> **RECORD SET**
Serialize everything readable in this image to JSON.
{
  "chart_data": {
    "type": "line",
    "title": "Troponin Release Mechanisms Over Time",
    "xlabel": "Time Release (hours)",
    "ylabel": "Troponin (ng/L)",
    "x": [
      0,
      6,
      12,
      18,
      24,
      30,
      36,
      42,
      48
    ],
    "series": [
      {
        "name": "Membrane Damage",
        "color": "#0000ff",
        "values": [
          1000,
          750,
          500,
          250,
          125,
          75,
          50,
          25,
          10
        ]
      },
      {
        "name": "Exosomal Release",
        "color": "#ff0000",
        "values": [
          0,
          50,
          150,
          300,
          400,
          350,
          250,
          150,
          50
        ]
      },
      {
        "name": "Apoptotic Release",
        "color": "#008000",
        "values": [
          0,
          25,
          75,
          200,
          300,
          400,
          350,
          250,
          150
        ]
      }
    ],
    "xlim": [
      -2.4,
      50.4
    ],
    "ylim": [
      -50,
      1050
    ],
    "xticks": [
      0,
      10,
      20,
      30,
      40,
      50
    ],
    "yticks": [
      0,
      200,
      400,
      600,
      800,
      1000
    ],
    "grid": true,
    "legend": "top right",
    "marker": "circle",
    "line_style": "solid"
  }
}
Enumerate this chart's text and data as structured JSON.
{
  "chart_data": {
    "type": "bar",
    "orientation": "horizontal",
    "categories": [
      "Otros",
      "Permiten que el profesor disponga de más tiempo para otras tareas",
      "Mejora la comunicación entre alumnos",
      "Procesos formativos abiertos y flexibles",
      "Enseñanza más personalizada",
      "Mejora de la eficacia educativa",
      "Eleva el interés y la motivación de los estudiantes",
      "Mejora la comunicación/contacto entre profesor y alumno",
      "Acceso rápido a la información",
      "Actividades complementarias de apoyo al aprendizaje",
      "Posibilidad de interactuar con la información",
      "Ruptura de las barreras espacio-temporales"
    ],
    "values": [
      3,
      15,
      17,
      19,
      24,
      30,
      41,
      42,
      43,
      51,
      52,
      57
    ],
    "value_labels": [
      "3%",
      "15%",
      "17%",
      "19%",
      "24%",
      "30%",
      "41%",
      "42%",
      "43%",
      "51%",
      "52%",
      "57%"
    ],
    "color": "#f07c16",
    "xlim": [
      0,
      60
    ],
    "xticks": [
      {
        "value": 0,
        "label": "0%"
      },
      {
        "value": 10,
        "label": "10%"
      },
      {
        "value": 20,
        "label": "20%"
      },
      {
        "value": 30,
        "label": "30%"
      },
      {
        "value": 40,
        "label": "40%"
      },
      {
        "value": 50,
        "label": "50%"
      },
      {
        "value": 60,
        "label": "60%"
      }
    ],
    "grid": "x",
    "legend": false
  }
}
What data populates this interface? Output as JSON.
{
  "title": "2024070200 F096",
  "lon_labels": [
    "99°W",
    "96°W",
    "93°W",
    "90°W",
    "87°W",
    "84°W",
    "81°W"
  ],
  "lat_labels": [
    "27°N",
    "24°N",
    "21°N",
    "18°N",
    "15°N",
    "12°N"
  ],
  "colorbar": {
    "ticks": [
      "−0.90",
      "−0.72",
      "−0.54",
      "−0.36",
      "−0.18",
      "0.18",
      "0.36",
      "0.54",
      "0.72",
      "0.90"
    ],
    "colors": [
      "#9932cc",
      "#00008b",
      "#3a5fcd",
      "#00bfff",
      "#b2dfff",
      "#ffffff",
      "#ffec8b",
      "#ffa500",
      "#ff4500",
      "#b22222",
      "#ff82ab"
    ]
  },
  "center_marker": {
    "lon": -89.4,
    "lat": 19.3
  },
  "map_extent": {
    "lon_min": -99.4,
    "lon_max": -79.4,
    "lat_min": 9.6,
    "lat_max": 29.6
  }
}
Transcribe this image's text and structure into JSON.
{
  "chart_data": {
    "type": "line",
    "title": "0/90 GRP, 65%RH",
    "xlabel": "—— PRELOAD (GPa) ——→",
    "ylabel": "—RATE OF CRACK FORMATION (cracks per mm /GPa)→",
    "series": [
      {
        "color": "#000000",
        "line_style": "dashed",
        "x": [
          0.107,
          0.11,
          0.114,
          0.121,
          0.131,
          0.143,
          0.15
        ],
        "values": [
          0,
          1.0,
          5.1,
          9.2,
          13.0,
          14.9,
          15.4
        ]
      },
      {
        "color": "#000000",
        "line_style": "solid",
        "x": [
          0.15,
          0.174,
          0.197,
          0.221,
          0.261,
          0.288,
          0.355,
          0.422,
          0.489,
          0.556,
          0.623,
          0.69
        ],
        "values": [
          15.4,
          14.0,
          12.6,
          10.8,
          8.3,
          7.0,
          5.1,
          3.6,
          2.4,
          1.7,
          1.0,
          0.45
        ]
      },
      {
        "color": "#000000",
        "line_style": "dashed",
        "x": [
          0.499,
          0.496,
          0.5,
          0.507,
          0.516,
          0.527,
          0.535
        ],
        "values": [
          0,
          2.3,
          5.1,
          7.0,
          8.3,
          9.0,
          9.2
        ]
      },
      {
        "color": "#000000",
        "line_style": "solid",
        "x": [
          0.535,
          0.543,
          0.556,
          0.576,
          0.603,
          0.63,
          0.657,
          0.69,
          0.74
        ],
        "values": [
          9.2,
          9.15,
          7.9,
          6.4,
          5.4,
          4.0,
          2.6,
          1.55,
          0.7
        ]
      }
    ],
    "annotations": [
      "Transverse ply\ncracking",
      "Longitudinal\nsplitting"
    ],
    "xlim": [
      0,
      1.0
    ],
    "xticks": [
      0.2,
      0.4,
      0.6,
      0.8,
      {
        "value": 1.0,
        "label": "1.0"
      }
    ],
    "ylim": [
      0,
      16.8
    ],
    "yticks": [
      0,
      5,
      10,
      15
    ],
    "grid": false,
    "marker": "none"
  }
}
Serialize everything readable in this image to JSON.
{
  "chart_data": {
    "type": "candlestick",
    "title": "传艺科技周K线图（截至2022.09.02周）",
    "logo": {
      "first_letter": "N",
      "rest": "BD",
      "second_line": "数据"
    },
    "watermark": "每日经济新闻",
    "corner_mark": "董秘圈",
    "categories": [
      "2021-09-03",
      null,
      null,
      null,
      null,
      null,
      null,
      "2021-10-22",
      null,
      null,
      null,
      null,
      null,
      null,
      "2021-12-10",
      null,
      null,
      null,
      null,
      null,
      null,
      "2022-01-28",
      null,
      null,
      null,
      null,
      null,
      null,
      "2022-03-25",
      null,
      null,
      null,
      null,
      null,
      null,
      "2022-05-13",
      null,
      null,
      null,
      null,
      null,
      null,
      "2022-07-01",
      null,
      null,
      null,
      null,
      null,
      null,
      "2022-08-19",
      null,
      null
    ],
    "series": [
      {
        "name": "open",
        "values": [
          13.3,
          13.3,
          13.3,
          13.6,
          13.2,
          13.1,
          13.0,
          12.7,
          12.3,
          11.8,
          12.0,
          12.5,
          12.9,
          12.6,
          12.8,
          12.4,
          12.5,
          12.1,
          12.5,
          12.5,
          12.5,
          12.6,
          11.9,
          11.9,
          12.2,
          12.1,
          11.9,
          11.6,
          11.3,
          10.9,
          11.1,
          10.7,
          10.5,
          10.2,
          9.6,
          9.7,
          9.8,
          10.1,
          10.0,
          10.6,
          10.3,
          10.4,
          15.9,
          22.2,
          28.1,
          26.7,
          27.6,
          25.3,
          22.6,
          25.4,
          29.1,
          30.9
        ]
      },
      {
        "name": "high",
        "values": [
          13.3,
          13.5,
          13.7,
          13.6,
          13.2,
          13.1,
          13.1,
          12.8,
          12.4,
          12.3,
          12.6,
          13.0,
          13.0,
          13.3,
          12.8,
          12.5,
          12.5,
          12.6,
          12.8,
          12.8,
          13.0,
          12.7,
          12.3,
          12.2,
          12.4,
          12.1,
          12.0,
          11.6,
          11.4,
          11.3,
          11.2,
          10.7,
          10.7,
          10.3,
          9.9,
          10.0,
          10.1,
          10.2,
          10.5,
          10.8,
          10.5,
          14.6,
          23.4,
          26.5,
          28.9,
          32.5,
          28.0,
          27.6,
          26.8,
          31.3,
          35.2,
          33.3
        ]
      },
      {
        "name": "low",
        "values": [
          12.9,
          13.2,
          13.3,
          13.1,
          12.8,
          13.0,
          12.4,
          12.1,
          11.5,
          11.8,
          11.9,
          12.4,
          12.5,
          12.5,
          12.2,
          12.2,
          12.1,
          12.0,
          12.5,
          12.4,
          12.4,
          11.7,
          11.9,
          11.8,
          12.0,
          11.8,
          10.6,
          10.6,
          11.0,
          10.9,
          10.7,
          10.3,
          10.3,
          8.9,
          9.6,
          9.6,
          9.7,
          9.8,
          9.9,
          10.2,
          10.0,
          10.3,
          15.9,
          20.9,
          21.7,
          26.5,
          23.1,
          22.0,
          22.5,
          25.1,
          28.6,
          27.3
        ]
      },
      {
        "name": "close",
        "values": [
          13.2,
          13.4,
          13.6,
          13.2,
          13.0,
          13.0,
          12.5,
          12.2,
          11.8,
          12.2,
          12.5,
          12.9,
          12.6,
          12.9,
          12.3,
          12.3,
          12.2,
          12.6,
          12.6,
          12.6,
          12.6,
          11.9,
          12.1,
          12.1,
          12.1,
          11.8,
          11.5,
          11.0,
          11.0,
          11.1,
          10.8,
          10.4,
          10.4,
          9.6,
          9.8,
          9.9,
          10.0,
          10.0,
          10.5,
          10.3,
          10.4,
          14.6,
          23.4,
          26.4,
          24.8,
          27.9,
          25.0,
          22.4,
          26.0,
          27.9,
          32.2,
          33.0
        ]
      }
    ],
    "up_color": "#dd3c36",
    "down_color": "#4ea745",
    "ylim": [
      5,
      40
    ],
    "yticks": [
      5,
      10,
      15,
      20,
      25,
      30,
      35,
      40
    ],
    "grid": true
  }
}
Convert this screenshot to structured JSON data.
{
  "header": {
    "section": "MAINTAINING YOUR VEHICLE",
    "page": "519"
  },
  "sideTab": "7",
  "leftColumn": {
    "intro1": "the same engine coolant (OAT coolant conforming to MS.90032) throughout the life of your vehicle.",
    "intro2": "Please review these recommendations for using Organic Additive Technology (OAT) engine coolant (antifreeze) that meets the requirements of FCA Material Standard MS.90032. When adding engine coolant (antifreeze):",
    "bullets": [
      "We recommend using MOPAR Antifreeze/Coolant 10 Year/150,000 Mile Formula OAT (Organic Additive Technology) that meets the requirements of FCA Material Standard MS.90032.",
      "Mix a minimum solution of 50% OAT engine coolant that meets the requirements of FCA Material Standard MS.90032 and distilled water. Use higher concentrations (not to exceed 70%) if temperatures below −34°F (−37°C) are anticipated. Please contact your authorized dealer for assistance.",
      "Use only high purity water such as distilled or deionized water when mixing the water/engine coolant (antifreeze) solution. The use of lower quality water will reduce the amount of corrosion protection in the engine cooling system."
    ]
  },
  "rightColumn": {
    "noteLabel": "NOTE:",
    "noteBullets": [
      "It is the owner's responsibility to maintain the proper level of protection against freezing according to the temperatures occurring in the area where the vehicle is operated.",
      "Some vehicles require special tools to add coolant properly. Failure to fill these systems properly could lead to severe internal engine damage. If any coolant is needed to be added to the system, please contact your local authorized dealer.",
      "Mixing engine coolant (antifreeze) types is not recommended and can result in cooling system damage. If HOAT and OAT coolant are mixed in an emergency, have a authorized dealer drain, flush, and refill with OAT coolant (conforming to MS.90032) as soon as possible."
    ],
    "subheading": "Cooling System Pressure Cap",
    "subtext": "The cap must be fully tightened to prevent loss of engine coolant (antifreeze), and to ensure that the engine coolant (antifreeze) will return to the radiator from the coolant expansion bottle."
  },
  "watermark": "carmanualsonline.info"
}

> **GOAL OF THE EXERCISE**
Search the data for the string "Material" and copy each line where it appears.

> **TASK SOLUTION**
    "intro2": "Please review these recommendations for using Organic Additive Technology (OAT) engine coolant (antifreeze) that meets the requirements of FCA Material Standard MS.90032. When adding engine coolant (antifreeze):",
      "We recommend using MOPAR Antifreeze/Coolant 10 Year/150,000 Mile Formula OAT (Organic Additive Technology) that meets the requirements of FCA Material Standard MS.90032.",
      "Mix a minimum solution of 50% OAT engine coolant that meets the requirements of FCA Material Standard MS.90032 and distilled water. Use higher concentrations (not to exceed 70%) if temperatures below −34°F (−37°C) are anticipated. Please contact your authorized dealer for assistance.",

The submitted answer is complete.